> **Exercise prompt**
In the entries below, find the lines with the word "szabályozás" and copy them.

____ Material to process

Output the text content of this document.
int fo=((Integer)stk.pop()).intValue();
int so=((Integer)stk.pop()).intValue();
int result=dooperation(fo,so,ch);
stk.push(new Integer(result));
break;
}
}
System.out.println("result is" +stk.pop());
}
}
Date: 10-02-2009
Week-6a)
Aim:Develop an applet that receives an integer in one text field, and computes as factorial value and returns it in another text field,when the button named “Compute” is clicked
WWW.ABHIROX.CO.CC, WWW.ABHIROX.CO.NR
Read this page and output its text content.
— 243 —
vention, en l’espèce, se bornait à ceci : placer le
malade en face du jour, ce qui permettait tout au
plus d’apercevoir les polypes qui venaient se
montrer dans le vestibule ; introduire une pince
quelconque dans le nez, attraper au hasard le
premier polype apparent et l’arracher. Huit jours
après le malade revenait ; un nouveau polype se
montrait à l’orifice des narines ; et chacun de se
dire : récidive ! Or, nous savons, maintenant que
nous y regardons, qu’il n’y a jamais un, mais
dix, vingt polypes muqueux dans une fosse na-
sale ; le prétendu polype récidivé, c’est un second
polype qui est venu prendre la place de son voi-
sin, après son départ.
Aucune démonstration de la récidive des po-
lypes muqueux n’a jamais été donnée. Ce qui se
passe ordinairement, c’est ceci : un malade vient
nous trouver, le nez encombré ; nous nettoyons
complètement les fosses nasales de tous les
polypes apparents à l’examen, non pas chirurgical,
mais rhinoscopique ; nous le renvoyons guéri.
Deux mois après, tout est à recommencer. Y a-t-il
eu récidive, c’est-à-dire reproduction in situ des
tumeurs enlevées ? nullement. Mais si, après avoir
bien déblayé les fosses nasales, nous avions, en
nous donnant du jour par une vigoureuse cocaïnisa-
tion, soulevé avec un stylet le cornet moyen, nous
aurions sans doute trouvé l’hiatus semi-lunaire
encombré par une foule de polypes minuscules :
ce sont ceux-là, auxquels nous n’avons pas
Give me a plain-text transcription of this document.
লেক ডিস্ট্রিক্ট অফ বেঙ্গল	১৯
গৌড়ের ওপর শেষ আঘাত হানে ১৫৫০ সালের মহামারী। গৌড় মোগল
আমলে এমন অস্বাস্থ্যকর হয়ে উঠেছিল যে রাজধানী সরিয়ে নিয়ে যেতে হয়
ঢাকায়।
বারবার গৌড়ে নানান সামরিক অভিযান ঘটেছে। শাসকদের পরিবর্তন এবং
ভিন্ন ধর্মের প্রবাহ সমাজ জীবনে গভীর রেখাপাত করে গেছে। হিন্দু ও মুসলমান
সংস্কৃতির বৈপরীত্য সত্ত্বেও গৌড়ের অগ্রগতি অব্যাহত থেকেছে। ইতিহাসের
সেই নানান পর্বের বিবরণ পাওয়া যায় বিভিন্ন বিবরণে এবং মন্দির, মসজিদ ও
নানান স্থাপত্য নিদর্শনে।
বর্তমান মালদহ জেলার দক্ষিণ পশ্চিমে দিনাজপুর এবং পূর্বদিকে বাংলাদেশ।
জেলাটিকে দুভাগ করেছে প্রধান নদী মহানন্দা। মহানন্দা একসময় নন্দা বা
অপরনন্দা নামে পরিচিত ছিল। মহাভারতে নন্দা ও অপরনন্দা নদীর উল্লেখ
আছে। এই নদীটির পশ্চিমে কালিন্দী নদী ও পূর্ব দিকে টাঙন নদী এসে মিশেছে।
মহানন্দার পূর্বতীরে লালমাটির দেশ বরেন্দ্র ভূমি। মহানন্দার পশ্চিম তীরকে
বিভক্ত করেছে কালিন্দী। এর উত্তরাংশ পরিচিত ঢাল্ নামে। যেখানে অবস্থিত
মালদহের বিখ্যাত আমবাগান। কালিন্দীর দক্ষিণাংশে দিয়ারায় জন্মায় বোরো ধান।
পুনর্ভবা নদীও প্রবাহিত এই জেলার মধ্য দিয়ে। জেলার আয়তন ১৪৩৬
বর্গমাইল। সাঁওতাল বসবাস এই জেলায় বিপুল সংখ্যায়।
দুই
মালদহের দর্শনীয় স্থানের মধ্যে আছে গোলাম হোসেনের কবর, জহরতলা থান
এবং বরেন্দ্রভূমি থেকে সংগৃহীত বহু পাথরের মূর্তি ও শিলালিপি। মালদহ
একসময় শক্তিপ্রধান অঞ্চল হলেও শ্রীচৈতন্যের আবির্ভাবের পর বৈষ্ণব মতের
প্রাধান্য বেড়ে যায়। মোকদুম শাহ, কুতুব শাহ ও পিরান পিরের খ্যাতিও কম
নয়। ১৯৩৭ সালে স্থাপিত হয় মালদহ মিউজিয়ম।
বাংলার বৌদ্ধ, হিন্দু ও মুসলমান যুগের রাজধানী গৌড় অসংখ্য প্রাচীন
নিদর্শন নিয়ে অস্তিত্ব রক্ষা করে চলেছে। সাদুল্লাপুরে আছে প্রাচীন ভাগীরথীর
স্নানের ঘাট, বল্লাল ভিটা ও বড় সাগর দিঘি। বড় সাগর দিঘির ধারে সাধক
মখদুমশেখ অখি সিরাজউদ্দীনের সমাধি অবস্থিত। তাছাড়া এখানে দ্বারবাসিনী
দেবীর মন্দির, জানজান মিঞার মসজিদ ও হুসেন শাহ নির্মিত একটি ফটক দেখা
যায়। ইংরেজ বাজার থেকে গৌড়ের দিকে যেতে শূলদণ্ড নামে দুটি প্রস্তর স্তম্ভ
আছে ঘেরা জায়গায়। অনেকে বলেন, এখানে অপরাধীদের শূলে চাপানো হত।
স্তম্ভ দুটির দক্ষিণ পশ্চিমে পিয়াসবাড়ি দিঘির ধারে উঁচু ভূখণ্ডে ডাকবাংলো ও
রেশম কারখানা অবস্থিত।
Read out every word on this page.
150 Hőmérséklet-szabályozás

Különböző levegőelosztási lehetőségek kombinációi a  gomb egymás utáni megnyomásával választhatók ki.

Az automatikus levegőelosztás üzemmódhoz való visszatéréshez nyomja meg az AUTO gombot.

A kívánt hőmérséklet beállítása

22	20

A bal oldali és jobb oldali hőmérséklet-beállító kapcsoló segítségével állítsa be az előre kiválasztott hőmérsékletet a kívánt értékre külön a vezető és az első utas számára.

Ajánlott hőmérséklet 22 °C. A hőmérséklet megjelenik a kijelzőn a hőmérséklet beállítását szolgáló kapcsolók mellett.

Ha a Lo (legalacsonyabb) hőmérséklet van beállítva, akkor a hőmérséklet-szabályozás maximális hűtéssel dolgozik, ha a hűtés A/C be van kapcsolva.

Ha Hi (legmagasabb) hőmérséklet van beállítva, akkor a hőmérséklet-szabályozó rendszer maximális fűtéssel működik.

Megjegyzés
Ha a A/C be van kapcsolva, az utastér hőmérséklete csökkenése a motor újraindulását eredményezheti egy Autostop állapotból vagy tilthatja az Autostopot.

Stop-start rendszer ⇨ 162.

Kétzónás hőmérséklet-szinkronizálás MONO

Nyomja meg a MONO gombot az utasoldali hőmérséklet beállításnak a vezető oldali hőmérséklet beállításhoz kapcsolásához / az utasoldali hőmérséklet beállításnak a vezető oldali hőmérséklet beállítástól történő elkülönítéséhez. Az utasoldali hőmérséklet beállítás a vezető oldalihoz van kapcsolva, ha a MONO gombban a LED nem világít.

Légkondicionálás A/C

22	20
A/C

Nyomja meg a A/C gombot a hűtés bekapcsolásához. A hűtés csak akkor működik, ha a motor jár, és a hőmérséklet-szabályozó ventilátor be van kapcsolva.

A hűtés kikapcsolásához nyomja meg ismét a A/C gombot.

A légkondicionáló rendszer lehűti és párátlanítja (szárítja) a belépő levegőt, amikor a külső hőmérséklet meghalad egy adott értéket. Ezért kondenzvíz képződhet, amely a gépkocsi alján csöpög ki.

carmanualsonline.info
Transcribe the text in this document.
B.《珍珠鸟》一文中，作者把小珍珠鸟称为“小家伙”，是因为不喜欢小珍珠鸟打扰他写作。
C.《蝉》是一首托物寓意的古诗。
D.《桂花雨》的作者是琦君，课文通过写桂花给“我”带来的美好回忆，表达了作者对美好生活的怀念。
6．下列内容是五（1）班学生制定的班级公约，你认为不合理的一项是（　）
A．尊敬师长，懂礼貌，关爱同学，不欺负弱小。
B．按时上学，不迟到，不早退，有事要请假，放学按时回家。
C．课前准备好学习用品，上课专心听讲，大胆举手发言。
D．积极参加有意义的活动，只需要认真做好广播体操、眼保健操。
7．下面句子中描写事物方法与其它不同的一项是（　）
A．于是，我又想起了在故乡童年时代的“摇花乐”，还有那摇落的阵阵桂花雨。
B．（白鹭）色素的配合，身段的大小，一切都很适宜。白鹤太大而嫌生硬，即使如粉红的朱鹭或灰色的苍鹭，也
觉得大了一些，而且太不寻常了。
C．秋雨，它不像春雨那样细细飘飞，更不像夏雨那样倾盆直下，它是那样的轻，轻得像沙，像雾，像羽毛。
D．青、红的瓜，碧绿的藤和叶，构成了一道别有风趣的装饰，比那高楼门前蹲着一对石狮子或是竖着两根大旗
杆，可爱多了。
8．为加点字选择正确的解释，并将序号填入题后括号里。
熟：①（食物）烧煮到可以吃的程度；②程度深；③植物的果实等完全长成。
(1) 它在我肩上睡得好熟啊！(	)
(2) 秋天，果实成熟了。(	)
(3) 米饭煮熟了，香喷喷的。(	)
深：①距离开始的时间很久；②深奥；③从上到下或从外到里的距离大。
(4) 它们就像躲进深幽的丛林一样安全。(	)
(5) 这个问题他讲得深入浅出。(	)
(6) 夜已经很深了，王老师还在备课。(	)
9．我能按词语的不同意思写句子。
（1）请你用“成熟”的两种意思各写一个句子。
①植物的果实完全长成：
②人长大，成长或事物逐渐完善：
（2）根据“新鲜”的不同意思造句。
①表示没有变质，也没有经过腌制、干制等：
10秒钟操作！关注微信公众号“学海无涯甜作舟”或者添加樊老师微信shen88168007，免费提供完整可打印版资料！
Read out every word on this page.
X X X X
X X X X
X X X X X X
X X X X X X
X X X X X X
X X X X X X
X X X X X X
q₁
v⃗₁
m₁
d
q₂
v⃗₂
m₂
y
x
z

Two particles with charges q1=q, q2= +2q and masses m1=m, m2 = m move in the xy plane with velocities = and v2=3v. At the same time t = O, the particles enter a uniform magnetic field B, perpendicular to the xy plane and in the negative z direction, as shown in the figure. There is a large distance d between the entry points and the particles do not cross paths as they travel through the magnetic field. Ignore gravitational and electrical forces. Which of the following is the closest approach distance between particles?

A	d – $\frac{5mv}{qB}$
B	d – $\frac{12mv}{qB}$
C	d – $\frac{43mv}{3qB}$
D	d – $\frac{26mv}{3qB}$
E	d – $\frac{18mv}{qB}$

________

> **Answer to the problem**
150 Hőmérséklet-szabályozás
Ha a Lo (legalacsonyabb) hőmérséklet van beállítva, akkor a hőmérséklet-szabályozás maximális hűtéssel dolgozik, ha a hűtés A/C be van kapcsolva.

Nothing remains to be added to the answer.